What you should do — Copy out the following lines word for word.

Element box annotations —
## begin

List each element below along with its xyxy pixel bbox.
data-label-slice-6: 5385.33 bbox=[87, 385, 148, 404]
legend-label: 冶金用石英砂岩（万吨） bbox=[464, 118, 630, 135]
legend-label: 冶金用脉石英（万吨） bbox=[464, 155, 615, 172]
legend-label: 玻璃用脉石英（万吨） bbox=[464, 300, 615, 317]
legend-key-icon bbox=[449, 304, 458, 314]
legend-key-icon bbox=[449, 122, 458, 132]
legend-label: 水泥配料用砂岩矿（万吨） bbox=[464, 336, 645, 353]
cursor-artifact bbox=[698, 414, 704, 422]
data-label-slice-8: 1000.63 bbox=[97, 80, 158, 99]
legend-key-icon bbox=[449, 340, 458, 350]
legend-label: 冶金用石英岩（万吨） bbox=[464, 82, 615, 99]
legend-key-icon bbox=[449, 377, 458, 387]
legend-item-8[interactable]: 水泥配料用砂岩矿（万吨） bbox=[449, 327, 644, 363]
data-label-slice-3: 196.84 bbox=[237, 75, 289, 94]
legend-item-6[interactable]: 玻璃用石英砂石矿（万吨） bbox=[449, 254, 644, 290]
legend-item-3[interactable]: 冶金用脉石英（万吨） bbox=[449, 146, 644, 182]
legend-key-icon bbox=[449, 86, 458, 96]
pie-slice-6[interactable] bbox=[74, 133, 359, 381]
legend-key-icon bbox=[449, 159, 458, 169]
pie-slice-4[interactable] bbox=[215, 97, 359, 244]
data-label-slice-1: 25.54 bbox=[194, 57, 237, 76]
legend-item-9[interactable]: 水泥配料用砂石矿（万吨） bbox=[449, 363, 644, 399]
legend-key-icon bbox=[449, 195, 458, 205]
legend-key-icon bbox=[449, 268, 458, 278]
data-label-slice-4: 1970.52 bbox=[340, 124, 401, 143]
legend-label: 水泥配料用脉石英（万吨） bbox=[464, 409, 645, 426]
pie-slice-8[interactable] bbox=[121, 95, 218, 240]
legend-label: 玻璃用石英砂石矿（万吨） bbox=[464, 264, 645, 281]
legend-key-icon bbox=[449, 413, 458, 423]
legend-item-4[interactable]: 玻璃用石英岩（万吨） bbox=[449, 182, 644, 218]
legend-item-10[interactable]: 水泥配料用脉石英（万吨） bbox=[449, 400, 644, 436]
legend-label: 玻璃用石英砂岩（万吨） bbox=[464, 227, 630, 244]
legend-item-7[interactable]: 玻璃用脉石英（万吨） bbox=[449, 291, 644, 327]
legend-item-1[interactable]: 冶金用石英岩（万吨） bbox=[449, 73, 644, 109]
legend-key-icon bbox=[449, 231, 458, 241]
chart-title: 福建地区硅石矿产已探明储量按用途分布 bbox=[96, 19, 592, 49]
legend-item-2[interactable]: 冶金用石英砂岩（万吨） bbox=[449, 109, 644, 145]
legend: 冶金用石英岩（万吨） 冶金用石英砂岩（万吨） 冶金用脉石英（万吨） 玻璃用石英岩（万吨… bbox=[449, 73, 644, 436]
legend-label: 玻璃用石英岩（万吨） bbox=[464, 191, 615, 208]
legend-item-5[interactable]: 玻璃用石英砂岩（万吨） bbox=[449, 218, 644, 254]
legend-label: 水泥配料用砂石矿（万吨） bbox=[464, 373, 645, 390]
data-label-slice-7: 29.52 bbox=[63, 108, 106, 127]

## end

Response —
List each element below along with its xyxy pixel bbox.
data-label-slice-6: 5385.33 bbox=[87, 385, 148, 404]
legend-label: 冶金用石英砂岩（万吨） bbox=[464, 118, 630, 135]
legend-label: 冶金用脉石英（万吨） bbox=[464, 155, 615, 172]
legend-label: 玻璃用脉石英（万吨） bbox=[464, 300, 615, 317]
legend-key-icon bbox=[449, 304, 458, 314]
legend-key-icon bbox=[449, 122, 458, 132]
legend-label: 水泥配料用砂岩矿（万吨） bbox=[464, 336, 645, 353]
cursor-artifact bbox=[698, 414, 704, 422]
data-label-slice-8: 1000.63 bbox=[97, 80, 158, 99]
legend-key-icon bbox=[449, 340, 458, 350]
legend-label: 冶金用石英岩（万吨） bbox=[464, 82, 615, 99]
legend-key-icon bbox=[449, 377, 458, 387]
legend-item-8[interactable]: 水泥配料用砂岩矿（万吨） bbox=[449, 327, 644, 363]
data-label-slice-3: 196.84 bbox=[237, 75, 289, 94]
legend-item-6[interactable]: 玻璃用石英砂石矿（万吨） bbox=[449, 254, 644, 290]
legend-item-3[interactable]: 冶金用脉石英（万吨） bbox=[449, 146, 644, 182]
legend-key-icon bbox=[449, 86, 458, 96]
pie-slice-6[interactable] bbox=[74, 133, 359, 381]
legend-key-icon bbox=[449, 159, 458, 169]
pie-slice-4[interactable] bbox=[215, 97, 359, 244]
data-label-slice-1: 25.54 bbox=[194, 57, 237, 76]
legend-item-9[interactable]: 水泥配料用砂石矿（万吨） bbox=[449, 363, 644, 399]
legend-key-icon bbox=[449, 195, 458, 205]
legend-key-icon bbox=[449, 268, 458, 278]
data-label-slice-4: 1970.52 bbox=[340, 124, 401, 143]
legend-label: 水泥配料用脉石英（万吨） bbox=[464, 409, 645, 426]
pie-slice-8[interactable] bbox=[121, 95, 218, 240]
legend-label: 玻璃用石英砂石矿（万吨） bbox=[464, 264, 645, 281]
legend-key-icon bbox=[449, 413, 458, 423]
legend-item-4[interactable]: 玻璃用石英岩（万吨） bbox=[449, 182, 644, 218]
legend-item-10[interactable]: 水泥配料用脉石英（万吨） bbox=[449, 400, 644, 436]
legend-label: 玻璃用石英砂岩（万吨） bbox=[464, 227, 630, 244]
legend-item-7[interactable]: 玻璃用脉石英（万吨） bbox=[449, 291, 644, 327]
legend-item-1[interactable]: 冶金用石英岩（万吨） bbox=[449, 73, 644, 109]
legend-key-icon bbox=[449, 231, 458, 241]
chart-title: 福建地区硅石矿产已探明储量按用途分布 bbox=[96, 19, 592, 49]
legend-item-2[interactable]: 冶金用石英砂岩（万吨） bbox=[449, 109, 644, 145]
legend: 冶金用石英岩（万吨） 冶金用石英砂岩（万吨） 冶金用脉石英（万吨） 玻璃用石英岩（万吨… bbox=[449, 73, 644, 436]
legend-label: 玻璃用石英岩（万吨） bbox=[464, 191, 615, 208]
legend-item-5[interactable]: 玻璃用石英砂岩（万吨） bbox=[449, 218, 644, 254]
legend-label: 水泥配料用砂石矿（万吨） bbox=[464, 373, 645, 390]
data-label-slice-7: 29.52 bbox=[63, 108, 106, 127]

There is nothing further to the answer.